**What you need to do:**
Output the data word for word, dropping every image.

**Entries shown:**

^^^^^^^^

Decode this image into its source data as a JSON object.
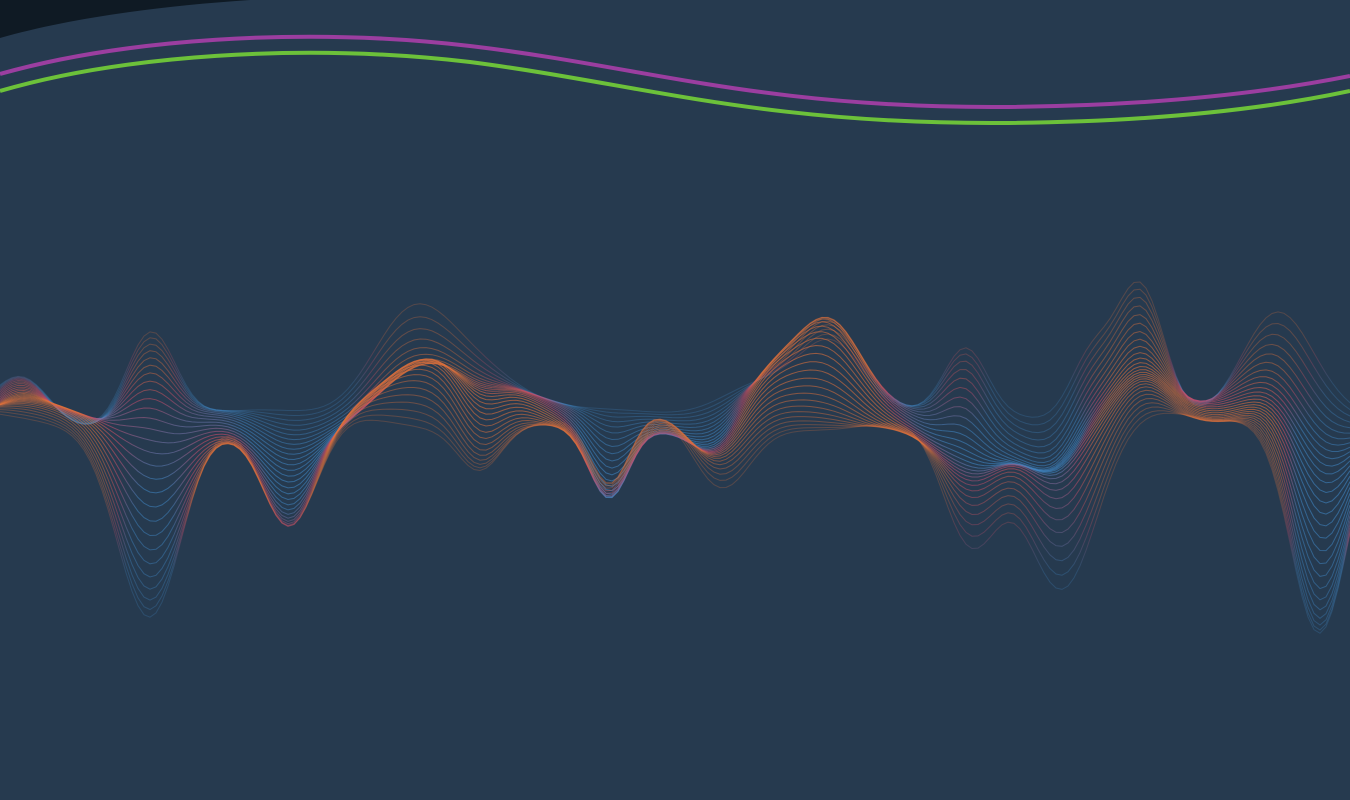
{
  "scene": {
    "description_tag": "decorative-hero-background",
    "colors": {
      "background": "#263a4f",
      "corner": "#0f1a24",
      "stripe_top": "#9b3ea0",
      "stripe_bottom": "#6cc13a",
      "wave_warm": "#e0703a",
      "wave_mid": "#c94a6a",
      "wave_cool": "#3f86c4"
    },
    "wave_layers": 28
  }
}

^^^^^^^^

**Answer for the task:**
Decode this image into its source data as a JSON object.
{
  "scene": {
    "description_tag": "decorative-hero-background",
    "colors": {
      "background": "#263a4f",
      "corner": "#0f1a24",
      "stripe_top": "#9b3ea0",
      "stripe_bottom": "#6cc13a",
      "wave_warm": "#e0703a",
      "wave_mid": "#c94a6a",
      "wave_cool": "#3f86c4"
    },
    "wave_layers": 28
  }
}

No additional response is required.